▶ [Task to complete] In your copy, leave out the pictures and repeat the entries below exactly.
----- Task material -----
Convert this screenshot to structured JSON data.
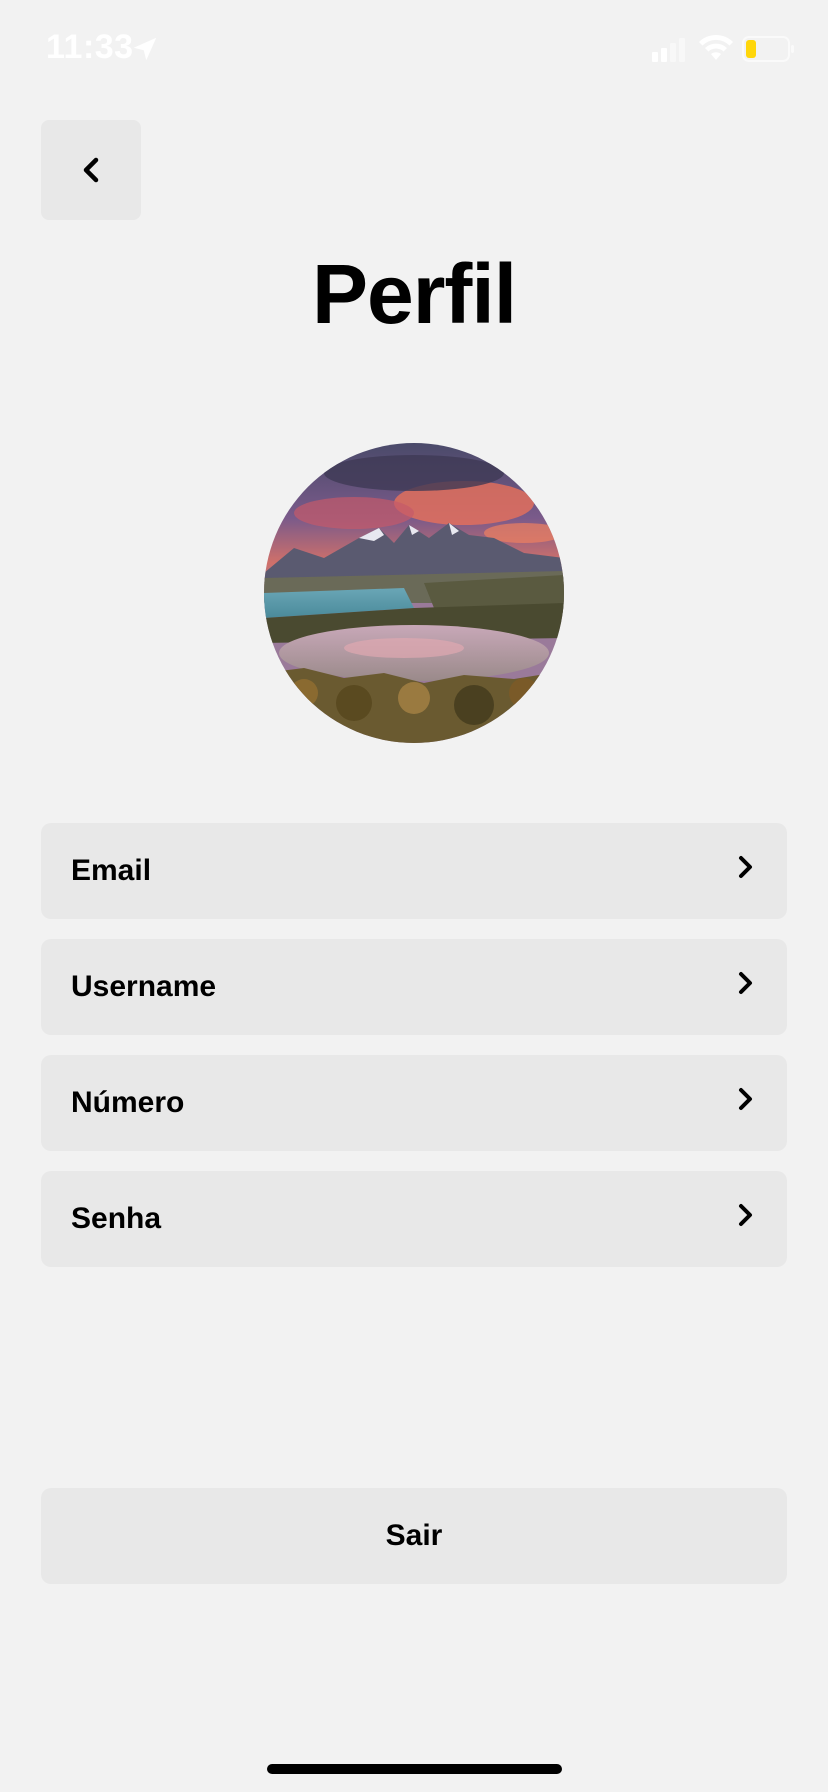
{
  "status_bar": {
    "time": "11:33",
    "icons": [
      "location-arrow-icon",
      "cellular-signal-icon",
      "wifi-icon",
      "battery-icon"
    ]
  },
  "header": {
    "back_icon": "chevron-left-icon",
    "title": "Perfil"
  },
  "avatar": {
    "description_icon": "landscape-photo"
  },
  "menu": {
    "items": [
      {
        "label": "Email",
        "icon": "chevron-right-icon"
      },
      {
        "label": "Username",
        "icon": "chevron-right-icon"
      },
      {
        "label": "Número",
        "icon": "chevron-right-icon"
      },
      {
        "label": "Senha",
        "icon": "chevron-right-icon"
      }
    ]
  },
  "logout": {
    "label": "Sair"
  },
  "colors": {
    "background": "#f2f2f2",
    "card": "#e8e8e8",
    "text": "#000000",
    "battery": "#ffd60a"
  }
}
-----
▶ [Solution to this task]
Convert this screenshot to structured JSON data.
{
  "status_bar": {
    "time": "11:33",
    "icons": [
      "location-arrow-icon",
      "cellular-signal-icon",
      "wifi-icon",
      "battery-icon"
    ]
  },
  "header": {
    "back_icon": "chevron-left-icon",
    "title": "Perfil"
  },
  "avatar": {
    "description_icon": "landscape-photo"
  },
  "menu": {
    "items": [
      {
        "label": "Email",
        "icon": "chevron-right-icon"
      },
      {
        "label": "Username",
        "icon": "chevron-right-icon"
      },
      {
        "label": "Número",
        "icon": "chevron-right-icon"
      },
      {
        "label": "Senha",
        "icon": "chevron-right-icon"
      }
    ]
  },
  "logout": {
    "label": "Sair"
  },
  "colors": {
    "background": "#f2f2f2",
    "card": "#e8e8e8",
    "text": "#000000",
    "battery": "#ffd60a"
  }
}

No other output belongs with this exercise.